▶ **EXTRACTED TEXT**
Vim Tips
- Find and replace in multiple files
- Save as root
- Perl compatible regular expressions
- Removing duplicate lines
- To be continued…
That will be a page for some useful Vim tips which I have searched for once and just want to have them kept somewhere.
Find and replace in multiple files
The simplest example would be the following
:args `find . -name '*rb'`
:argdo %s/pattern/replacement/ge | update
First the args
command will collect all the files found by the find
to the arglist
.
Then the argdo
command will iterate accross all the file names from the arglist
and apply the changes.
The update
is here to apply changes to all the files without asking.
If you have a larger project
You can tune the find
command a bit to skip specific directories. For example, the node_modules
and log
directory
usually contain the significant amount of files which are generated automatically and are usually not stored to the
version controll system. So we can just skip them from the arglist
and the replacement will be performed
significantly faster.

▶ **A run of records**
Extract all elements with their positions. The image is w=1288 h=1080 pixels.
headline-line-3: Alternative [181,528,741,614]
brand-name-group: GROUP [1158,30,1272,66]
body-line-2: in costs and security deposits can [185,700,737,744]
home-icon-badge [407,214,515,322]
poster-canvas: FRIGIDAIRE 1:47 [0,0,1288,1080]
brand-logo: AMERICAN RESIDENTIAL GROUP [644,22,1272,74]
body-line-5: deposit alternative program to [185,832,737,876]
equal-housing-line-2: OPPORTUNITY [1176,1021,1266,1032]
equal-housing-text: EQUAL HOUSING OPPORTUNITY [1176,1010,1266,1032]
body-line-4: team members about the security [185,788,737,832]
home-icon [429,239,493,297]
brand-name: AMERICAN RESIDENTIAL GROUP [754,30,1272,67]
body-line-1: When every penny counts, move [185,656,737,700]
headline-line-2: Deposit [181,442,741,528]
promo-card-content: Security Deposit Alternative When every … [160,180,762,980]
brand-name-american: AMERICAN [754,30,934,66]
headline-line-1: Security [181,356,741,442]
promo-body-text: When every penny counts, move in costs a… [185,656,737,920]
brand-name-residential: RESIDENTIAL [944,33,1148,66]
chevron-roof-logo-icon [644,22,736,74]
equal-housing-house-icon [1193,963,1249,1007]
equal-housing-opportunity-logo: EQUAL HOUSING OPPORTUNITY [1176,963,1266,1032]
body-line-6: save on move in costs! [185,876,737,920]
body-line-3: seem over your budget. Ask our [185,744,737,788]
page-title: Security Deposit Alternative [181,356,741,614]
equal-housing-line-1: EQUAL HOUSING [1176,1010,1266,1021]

▶ **THINGS TO DO**
1) Return the passage of the Vim tips page between "If you have" and "significantly faster.", inclusive.
2) Translate this sentence from the Vim tips page into Spanish: "The update is here to apply changes to all the files without asking."
The listing is separate material and has no connection to the Vim tips page.

▶ **FULL ANSWERS**
1)
If you have a larger project
You can tune the find
command a bit to skip specific directories. For example, the node_modules
and log
directory
usually contain the significant amount of files which are generated automatically and are usually not stored to the
version controll system. So we can just skip them from the arglist
and the replacement will be performed
significantly faster.

2) El update está aquí para aplicar los cambios a todos los archivos sin preguntar.